WHAT IS NEEDED:
Copy down every line where the string "true" shows up.

[Source records]
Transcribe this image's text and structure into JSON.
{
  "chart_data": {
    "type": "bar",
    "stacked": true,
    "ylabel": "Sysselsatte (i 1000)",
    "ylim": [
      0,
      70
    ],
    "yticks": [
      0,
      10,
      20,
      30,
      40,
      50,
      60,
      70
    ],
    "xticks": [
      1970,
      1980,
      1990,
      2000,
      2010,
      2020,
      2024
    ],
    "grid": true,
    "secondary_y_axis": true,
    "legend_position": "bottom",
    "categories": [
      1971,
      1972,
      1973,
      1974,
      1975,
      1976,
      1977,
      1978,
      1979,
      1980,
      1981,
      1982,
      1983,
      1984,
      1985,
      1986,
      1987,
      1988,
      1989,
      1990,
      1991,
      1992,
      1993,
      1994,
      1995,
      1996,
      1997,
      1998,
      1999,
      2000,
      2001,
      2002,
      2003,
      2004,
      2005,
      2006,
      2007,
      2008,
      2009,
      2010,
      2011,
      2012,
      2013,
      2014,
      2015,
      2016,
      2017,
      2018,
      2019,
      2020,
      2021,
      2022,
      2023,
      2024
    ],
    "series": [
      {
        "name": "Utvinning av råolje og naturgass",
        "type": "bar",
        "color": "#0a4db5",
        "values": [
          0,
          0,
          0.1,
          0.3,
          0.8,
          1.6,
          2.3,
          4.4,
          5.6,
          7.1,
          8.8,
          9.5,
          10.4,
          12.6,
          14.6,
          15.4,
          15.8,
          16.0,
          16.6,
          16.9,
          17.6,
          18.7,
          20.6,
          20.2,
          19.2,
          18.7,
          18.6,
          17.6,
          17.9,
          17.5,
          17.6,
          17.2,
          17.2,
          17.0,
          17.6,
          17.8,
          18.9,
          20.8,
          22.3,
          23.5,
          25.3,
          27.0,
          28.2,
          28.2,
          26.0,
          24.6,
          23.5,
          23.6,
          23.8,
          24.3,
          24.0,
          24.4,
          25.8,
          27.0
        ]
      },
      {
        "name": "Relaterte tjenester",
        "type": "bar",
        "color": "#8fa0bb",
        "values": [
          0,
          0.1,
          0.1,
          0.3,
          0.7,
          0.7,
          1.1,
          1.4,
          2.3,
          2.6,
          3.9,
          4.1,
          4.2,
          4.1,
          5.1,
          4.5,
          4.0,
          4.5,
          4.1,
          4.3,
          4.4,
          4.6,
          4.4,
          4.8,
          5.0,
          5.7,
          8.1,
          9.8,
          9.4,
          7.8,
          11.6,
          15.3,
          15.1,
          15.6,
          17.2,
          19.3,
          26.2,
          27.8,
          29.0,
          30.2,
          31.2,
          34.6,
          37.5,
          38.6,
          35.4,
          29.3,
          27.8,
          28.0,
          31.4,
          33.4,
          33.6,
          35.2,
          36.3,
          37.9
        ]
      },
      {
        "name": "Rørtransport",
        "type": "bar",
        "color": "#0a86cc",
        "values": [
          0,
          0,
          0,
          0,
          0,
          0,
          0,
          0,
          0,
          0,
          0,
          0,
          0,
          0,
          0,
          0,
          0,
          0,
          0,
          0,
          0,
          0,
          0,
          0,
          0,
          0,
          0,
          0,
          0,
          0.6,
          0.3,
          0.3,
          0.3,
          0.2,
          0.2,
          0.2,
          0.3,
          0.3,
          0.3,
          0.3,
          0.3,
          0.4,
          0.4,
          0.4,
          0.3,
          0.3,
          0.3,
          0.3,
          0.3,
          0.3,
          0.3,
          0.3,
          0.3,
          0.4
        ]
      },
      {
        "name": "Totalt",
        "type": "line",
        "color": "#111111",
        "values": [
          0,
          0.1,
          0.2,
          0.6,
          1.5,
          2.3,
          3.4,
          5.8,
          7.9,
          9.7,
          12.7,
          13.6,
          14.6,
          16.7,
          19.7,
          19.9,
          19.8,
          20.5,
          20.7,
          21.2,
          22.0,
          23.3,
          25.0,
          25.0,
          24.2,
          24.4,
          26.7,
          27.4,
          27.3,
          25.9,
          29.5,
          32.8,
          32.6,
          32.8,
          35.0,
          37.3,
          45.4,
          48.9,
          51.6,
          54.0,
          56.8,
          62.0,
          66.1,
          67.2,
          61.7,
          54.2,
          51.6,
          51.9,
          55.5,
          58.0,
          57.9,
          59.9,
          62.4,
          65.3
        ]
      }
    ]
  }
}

TASK SOLUTION:
    "stacked": true,
    "grid": true,
    "secondary_y_axis": true,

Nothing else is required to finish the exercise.